_Prompt_
Print the entries below word for word; the pictures stay out of your copy.

_Data to process_

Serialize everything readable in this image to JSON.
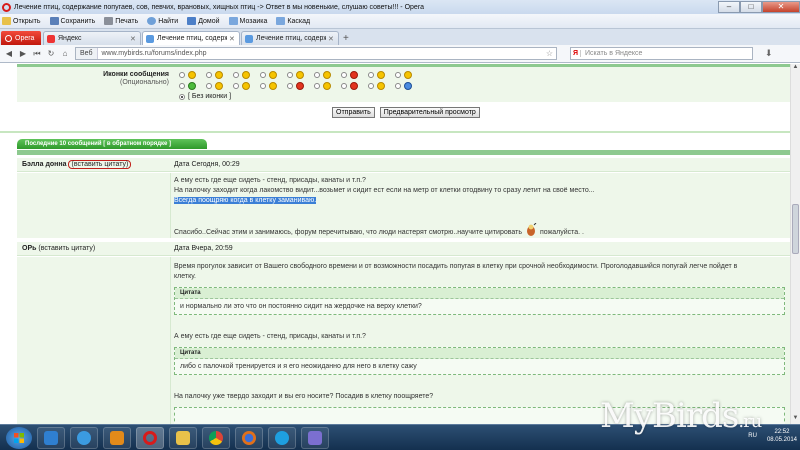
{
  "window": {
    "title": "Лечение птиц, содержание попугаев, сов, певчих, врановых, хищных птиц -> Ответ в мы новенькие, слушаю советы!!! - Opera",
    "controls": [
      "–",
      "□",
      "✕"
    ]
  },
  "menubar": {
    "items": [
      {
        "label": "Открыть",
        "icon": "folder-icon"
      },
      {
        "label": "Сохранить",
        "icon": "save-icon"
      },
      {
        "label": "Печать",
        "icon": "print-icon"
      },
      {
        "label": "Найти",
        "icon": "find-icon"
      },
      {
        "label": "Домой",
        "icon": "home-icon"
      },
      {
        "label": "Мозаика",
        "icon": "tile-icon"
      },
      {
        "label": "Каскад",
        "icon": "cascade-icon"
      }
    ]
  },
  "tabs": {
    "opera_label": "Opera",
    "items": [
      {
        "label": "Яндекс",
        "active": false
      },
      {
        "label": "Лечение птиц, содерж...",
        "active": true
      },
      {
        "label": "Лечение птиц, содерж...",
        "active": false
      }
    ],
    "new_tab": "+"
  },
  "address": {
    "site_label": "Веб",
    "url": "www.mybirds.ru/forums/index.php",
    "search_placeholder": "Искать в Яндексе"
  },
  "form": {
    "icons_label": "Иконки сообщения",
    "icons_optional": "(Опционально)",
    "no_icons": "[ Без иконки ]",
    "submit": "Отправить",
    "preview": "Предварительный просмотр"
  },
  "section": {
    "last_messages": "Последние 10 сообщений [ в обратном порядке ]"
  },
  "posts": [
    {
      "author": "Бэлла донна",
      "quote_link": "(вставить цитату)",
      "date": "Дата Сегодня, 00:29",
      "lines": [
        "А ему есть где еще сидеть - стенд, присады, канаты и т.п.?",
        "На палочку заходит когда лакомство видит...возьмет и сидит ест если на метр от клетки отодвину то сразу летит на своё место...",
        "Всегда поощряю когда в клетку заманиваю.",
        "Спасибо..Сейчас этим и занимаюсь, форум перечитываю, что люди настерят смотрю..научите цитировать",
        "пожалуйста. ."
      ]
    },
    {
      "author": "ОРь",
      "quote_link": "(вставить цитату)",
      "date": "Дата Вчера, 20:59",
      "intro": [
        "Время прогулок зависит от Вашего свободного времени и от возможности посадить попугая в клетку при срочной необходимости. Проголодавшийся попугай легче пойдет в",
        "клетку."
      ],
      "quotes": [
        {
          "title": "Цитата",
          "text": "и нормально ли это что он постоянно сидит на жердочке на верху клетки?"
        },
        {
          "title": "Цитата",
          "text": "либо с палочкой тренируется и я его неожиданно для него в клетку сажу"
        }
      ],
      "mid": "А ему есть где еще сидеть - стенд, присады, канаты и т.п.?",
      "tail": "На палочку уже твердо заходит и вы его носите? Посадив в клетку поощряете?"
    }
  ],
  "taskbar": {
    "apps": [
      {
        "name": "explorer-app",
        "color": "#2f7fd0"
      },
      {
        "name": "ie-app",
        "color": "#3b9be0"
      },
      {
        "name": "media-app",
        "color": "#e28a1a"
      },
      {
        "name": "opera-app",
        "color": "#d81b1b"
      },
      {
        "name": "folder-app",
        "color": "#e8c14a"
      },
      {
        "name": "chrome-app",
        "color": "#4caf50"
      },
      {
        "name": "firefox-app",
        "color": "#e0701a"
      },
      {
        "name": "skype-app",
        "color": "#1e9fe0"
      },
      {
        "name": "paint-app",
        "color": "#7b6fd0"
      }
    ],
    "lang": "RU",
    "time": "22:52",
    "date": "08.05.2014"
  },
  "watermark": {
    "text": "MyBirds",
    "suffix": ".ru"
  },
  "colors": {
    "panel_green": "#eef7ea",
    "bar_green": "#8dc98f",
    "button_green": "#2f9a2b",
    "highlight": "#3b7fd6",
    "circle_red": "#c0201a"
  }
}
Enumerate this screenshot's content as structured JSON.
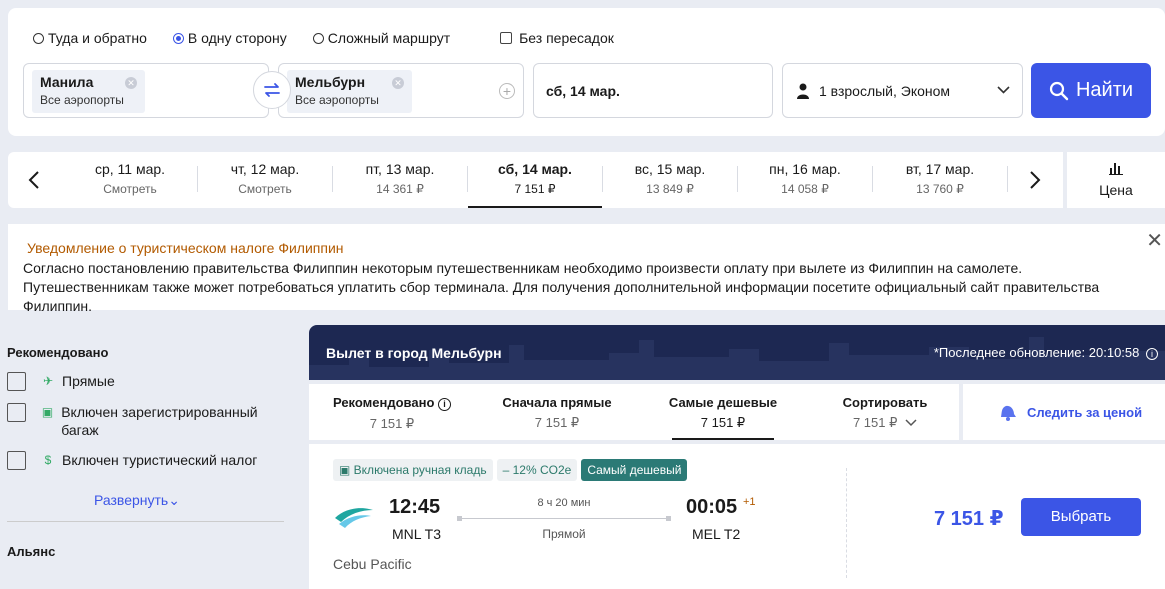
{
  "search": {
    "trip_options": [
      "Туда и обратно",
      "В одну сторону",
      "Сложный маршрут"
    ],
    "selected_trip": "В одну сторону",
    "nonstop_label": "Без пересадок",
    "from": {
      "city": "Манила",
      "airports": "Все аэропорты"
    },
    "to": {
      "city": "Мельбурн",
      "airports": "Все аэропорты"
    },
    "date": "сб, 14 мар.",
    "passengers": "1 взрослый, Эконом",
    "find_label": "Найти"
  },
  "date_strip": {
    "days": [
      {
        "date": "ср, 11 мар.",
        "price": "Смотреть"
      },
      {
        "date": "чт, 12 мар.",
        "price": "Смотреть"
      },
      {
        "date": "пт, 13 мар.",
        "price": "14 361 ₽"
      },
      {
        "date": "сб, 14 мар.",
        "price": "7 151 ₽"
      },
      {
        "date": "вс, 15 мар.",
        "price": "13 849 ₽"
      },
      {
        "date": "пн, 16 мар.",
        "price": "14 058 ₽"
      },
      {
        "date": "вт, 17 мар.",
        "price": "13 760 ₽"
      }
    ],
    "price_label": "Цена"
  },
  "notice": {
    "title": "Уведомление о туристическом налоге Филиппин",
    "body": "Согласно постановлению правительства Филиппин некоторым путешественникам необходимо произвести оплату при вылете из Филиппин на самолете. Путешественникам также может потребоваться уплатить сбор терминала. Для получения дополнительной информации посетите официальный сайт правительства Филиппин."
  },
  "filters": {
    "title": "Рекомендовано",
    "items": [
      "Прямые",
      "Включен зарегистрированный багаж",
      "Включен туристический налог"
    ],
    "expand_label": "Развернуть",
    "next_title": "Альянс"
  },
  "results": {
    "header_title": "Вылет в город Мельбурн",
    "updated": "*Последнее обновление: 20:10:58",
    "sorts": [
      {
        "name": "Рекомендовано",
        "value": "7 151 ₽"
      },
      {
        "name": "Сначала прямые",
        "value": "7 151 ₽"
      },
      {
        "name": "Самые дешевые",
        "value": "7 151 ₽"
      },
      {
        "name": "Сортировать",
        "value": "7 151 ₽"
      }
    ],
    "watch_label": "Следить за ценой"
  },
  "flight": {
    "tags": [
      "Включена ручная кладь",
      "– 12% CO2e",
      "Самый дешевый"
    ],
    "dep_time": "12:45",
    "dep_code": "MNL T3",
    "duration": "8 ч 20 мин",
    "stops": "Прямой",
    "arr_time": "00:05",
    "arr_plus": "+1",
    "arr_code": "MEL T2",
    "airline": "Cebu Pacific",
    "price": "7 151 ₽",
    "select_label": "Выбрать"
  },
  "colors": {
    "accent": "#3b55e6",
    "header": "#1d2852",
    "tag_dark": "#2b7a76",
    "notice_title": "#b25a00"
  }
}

_Response to this exercise_
Serialize everything readable in this image to JSON.
{
  "window": {
    "title": "Лечение птиц, содержание попугаев, сов, певчих, врановых, хищных птиц -> Ответ в мы новенькие, слушаю советы!!! - Opera",
    "controls": [
      "–",
      "□",
      "✕"
    ]
  },
  "menubar": {
    "items": [
      {
        "label": "Открыть",
        "icon": "folder-icon"
      },
      {
        "label": "Сохранить",
        "icon": "save-icon"
      },
      {
        "label": "Печать",
        "icon": "print-icon"
      },
      {
        "label": "Найти",
        "icon": "find-icon"
      },
      {
        "label": "Домой",
        "icon": "home-icon"
      },
      {
        "label": "Мозаика",
        "icon": "tile-icon"
      },
      {
        "label": "Каскад",
        "icon": "cascade-icon"
      }
    ]
  },
  "tabs": {
    "opera_label": "Opera",
    "items": [
      {
        "label": "Яндекс",
        "active": false
      },
      {
        "label": "Лечение птиц, содерж...",
        "active": true
      },
      {
        "label": "Лечение птиц, содерж...",
        "active": false
      }
    ],
    "new_tab": "+"
  },
  "address": {
    "site_label": "Веб",
    "url": "www.mybirds.ru/forums/index.php",
    "search_placeholder": "Искать в Яндексе"
  },
  "form": {
    "icons_label": "Иконки сообщения",
    "icons_optional": "(Опционально)",
    "no_icons": "[ Без иконки ]",
    "submit": "Отправить",
    "preview": "Предварительный просмотр"
  },
  "section": {
    "last_messages": "Последние 10 сообщений [ в обратном порядке ]"
  },
  "posts": [
    {
      "author": "Бэлла донна",
      "quote_link": "(вставить цитату)",
      "date": "Дата Сегодня, 00:29",
      "lines": [
        "А ему есть где еще сидеть - стенд, присады, канаты и т.п.?",
        "На палочку заходит когда лакомство видит...возьмет и сидит ест если на метр от клетки отодвину то сразу летит на своё место...",
        "Всегда поощряю когда в клетку заманиваю.",
        "Спасибо..Сейчас этим и занимаюсь, форум перечитываю, что люди настерят смотрю..научите цитировать",
        "пожалуйста. ."
      ]
    },
    {
      "author": "ОРь",
      "quote_link": "(вставить цитату)",
      "date": "Дата Вчера, 20:59",
      "intro": [
        "Время прогулок зависит от Вашего свободного времени и от возможности посадить попугая в клетку при срочной необходимости. Проголодавшийся попугай легче пойдет в",
        "клетку."
      ],
      "quotes": [
        {
          "title": "Цитата",
          "text": "и нормально ли это что он постоянно сидит на жердочке на верху клетки?"
        },
        {
          "title": "Цитата",
          "text": "либо с палочкой тренируется и я его неожиданно для него в клетку сажу"
        }
      ],
      "mid": "А ему есть где еще сидеть - стенд, присады, канаты и т.п.?",
      "tail": "На палочку уже твердо заходит и вы его носите? Посадив в клетку поощряете?"
    }
  ],
  "taskbar": {
    "apps": [
      {
        "name": "explorer-app",
        "color": "#2f7fd0"
      },
      {
        "name": "ie-app",
        "color": "#3b9be0"
      },
      {
        "name": "media-app",
        "color": "#e28a1a"
      },
      {
        "name": "opera-app",
        "color": "#d81b1b"
      },
      {
        "name": "folder-app",
        "color": "#e8c14a"
      },
      {
        "name": "chrome-app",
        "color": "#4caf50"
      },
      {
        "name": "firefox-app",
        "color": "#e0701a"
      },
      {
        "name": "skype-app",
        "color": "#1e9fe0"
      },
      {
        "name": "paint-app",
        "color": "#7b6fd0"
      }
    ],
    "lang": "RU",
    "time": "22:52",
    "date": "08.05.2014"
  },
  "watermark": {
    "text": "MyBirds",
    "suffix": ".ru"
  },
  "colors": {
    "panel_green": "#eef7ea",
    "bar_green": "#8dc98f",
    "button_green": "#2f9a2b",
    "highlight": "#3b7fd6",
    "circle_red": "#c0201a"
  }
}
Enumerate this screenshot's content as structured JSON.
{
  "search": {
    "trip_options": [
      "Туда и обратно",
      "В одну сторону",
      "Сложный маршрут"
    ],
    "selected_trip": "В одну сторону",
    "nonstop_label": "Без пересадок",
    "from": {
      "city": "Манила",
      "airports": "Все аэропорты"
    },
    "to": {
      "city": "Мельбурн",
      "airports": "Все аэропорты"
    },
    "date": "сб, 14 мар.",
    "passengers": "1 взрослый, Эконом",
    "find_label": "Найти"
  },
  "date_strip": {
    "days": [
      {
        "date": "ср, 11 мар.",
        "price": "Смотреть"
      },
      {
        "date": "чт, 12 мар.",
        "price": "Смотреть"
      },
      {
        "date": "пт, 13 мар.",
        "price": "14 361 ₽"
      },
      {
        "date": "сб, 14 мар.",
        "price": "7 151 ₽"
      },
      {
        "date": "вс, 15 мар.",
        "price": "13 849 ₽"
      },
      {
        "date": "пн, 16 мар.",
        "price": "14 058 ₽"
      },
      {
        "date": "вт, 17 мар.",
        "price": "13 760 ₽"
      }
    ],
    "price_label": "Цена"
  },
  "notice": {
    "title": "Уведомление о туристическом налоге Филиппин",
    "body": "Согласно постановлению правительства Филиппин некоторым путешественникам необходимо произвести оплату при вылете из Филиппин на самолете. Путешественникам также может потребоваться уплатить сбор терминала. Для получения дополнительной информации посетите официальный сайт правительства Филиппин."
  },
  "filters": {
    "title": "Рекомендовано",
    "items": [
      "Прямые",
      "Включен зарегистрированный багаж",
      "Включен туристический налог"
    ],
    "expand_label": "Развернуть",
    "next_title": "Альянс"
  },
  "results": {
    "header_title": "Вылет в город Мельбурн",
    "updated": "*Последнее обновление: 20:10:58",
    "sorts": [
      {
        "name": "Рекомендовано",
        "value": "7 151 ₽"
      },
      {
        "name": "Сначала прямые",
        "value": "7 151 ₽"
      },
      {
        "name": "Самые дешевые",
        "value": "7 151 ₽"
      },
      {
        "name": "Сортировать",
        "value": "7 151 ₽"
      }
    ],
    "watch_label": "Следить за ценой"
  },
  "flight": {
    "tags": [
      "Включена ручная кладь",
      "– 12% CO2e",
      "Самый дешевый"
    ],
    "dep_time": "12:45",
    "dep_code": "MNL T3",
    "duration": "8 ч 20 мин",
    "stops": "Прямой",
    "arr_time": "00:05",
    "arr_plus": "+1",
    "arr_code": "MEL T2",
    "airline": "Cebu Pacific",
    "price": "7 151 ₽",
    "select_label": "Выбрать"
  },
  "colors": {
    "accent": "#3b55e6",
    "header": "#1d2852",
    "tag_dark": "#2b7a76",
    "notice_title": "#b25a00"
  }
}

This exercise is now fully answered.